### [WORK REQUIRED]
Scan the following material for the string "meta" and copy each line in which it appears.

### [DATA FOR THE TASK]
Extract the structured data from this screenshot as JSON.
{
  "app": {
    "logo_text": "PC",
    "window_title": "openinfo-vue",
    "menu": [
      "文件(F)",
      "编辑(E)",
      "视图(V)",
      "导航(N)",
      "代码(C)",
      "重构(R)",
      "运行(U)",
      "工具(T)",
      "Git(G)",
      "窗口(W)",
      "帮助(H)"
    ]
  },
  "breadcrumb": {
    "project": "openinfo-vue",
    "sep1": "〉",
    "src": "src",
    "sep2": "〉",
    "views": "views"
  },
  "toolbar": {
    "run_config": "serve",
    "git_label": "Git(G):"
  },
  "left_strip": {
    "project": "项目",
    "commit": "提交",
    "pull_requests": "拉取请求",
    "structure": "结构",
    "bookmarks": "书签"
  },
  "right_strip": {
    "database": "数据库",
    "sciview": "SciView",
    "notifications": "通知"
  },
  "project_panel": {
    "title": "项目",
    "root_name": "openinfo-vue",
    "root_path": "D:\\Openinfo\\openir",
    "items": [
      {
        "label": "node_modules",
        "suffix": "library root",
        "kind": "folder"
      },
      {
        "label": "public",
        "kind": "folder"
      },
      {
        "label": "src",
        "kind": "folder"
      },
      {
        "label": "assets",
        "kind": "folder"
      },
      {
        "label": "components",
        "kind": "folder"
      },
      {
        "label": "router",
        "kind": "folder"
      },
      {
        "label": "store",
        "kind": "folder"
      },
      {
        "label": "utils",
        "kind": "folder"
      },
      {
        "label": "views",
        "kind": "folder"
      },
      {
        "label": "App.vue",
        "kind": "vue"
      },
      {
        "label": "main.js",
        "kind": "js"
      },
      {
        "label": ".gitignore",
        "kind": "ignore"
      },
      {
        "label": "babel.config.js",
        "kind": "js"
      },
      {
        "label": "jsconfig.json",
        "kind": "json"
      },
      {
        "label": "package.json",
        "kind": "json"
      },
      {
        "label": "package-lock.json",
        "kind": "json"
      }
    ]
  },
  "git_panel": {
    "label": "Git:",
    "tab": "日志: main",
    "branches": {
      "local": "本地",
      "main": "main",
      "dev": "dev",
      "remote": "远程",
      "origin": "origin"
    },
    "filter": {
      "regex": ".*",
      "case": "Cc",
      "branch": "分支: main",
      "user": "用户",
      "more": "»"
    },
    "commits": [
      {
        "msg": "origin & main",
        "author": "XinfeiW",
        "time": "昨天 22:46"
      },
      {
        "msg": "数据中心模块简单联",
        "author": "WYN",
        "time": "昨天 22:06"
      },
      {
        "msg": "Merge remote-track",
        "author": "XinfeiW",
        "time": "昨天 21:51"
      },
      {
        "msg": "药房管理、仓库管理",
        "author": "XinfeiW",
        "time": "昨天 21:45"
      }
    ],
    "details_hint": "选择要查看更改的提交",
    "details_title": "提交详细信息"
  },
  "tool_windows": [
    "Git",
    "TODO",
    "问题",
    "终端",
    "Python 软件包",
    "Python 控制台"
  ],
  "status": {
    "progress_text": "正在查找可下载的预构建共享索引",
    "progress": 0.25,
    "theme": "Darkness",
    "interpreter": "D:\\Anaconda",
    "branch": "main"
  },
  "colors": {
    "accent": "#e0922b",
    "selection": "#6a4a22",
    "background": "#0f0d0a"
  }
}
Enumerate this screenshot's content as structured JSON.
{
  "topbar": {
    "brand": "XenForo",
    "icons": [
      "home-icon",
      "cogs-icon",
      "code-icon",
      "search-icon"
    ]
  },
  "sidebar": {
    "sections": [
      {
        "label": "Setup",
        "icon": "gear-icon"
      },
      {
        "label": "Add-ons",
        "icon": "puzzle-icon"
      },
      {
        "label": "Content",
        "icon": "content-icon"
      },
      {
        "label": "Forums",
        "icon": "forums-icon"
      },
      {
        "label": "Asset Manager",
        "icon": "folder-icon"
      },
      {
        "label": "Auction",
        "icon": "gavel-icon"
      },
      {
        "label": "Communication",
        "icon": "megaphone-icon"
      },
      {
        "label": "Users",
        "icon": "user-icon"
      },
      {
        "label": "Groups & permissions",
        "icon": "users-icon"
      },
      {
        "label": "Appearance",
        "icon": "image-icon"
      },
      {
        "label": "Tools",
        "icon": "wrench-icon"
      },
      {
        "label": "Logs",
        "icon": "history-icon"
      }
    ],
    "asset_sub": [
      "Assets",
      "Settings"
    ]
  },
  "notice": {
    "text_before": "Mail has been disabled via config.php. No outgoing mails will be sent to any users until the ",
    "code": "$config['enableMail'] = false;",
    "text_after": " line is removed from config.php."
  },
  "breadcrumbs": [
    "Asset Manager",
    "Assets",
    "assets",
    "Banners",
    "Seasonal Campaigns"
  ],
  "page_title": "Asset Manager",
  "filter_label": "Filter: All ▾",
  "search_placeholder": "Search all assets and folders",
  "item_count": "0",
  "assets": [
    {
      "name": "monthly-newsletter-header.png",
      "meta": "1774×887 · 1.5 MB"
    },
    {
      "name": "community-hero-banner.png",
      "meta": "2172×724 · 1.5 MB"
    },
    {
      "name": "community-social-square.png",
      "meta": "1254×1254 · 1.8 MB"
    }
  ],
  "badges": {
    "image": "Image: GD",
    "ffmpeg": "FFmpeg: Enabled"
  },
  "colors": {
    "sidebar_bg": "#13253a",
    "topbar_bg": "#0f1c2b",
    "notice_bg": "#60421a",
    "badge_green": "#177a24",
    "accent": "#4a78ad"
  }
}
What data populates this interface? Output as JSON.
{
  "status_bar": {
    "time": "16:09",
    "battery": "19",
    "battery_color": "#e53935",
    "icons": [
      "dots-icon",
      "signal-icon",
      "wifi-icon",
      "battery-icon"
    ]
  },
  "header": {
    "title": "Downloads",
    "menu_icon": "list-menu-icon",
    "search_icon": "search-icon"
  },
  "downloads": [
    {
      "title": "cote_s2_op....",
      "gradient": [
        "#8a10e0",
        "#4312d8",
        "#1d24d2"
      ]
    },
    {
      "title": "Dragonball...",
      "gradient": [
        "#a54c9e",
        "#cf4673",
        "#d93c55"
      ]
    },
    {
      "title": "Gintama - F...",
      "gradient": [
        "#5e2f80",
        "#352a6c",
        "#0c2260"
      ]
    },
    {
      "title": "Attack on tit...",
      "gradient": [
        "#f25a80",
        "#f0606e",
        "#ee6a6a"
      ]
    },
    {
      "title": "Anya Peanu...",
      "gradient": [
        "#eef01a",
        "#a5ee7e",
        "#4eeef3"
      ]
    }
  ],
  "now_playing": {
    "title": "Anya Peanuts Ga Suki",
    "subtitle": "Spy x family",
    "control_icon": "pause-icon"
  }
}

### [EXERCISE OUTPUT]
      "meta": "1774×887 · 1.5 MB"
      "meta": "2172×724 · 1.5 MB"
      "meta": "1254×1254 · 1.8 MB"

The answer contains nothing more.